____ RECORD EXTRACTS

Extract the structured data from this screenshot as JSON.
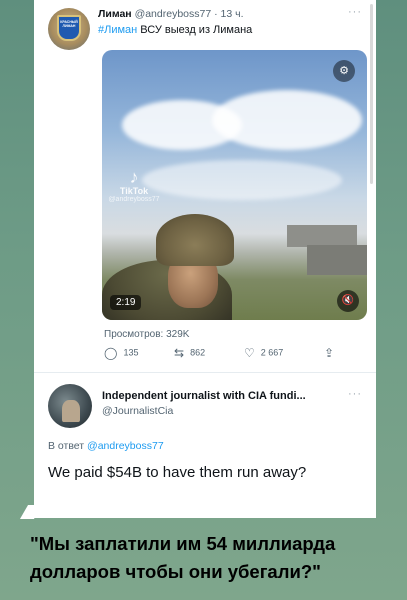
{
  "tweet": {
    "author_name": "Лиман",
    "author_handle": "@andreyboss77",
    "separator": "·",
    "time": "13 ч.",
    "text_hashtag": "#Лиман",
    "text_body": " ВСУ выезд из Лимана",
    "video": {
      "duration": "2:19",
      "tiktok_label": "TikTok",
      "tiktok_user": "@andreyboss77"
    },
    "views": "Просмотров: 329K",
    "actions": {
      "replies": "135",
      "retweets": "862",
      "likes": "2 667"
    },
    "avatar_text": "КРАСНЫЙ ЛИМАН"
  },
  "reply": {
    "author_name": "Independent journalist with CIA fundi...",
    "author_handle": "@JournalistCia",
    "reply_to_prefix": "В ответ ",
    "reply_to_handle": "@andreyboss77",
    "text": "We paid $54B to have them run away?"
  },
  "caption": "\"Мы заплатили им 54 миллиарда долларов чтобы они убегали?\"",
  "icons": [
    "more-dots-icon",
    "settings-icon",
    "tiktok-icon",
    "mute-icon",
    "reply-icon",
    "retweet-icon",
    "like-icon",
    "share-icon"
  ],
  "colors": {
    "link": "#1d9bf0",
    "text_primary": "#0f1419",
    "text_secondary": "#536471",
    "background": "#6d9b86"
  }
}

________

**WORK REQUIRED**:
Set down the material exactly, every line of it, except for the pictures.

**RESPONSE TO THE EXERCISE**:
Extract the structured data from this screenshot as JSON.
{
  "tweet": {
    "author_name": "Лиман",
    "author_handle": "@andreyboss77",
    "separator": "·",
    "time": "13 ч.",
    "text_hashtag": "#Лиман",
    "text_body": " ВСУ выезд из Лимана",
    "video": {
      "duration": "2:19",
      "tiktok_label": "TikTok",
      "tiktok_user": "@andreyboss77"
    },
    "views": "Просмотров: 329K",
    "actions": {
      "replies": "135",
      "retweets": "862",
      "likes": "2 667"
    },
    "avatar_text": "КРАСНЫЙ ЛИМАН"
  },
  "reply": {
    "author_name": "Independent journalist with CIA fundi...",
    "author_handle": "@JournalistCia",
    "reply_to_prefix": "В ответ ",
    "reply_to_handle": "@andreyboss77",
    "text": "We paid $54B to have them run away?"
  },
  "caption": "\"Мы заплатили им 54 миллиарда долларов чтобы они убегали?\"",
  "icons": [
    "more-dots-icon",
    "settings-icon",
    "tiktok-icon",
    "mute-icon",
    "reply-icon",
    "retweet-icon",
    "like-icon",
    "share-icon"
  ],
  "colors": {
    "link": "#1d9bf0",
    "text_primary": "#0f1419",
    "text_secondary": "#536471",
    "background": "#6d9b86"
  }
}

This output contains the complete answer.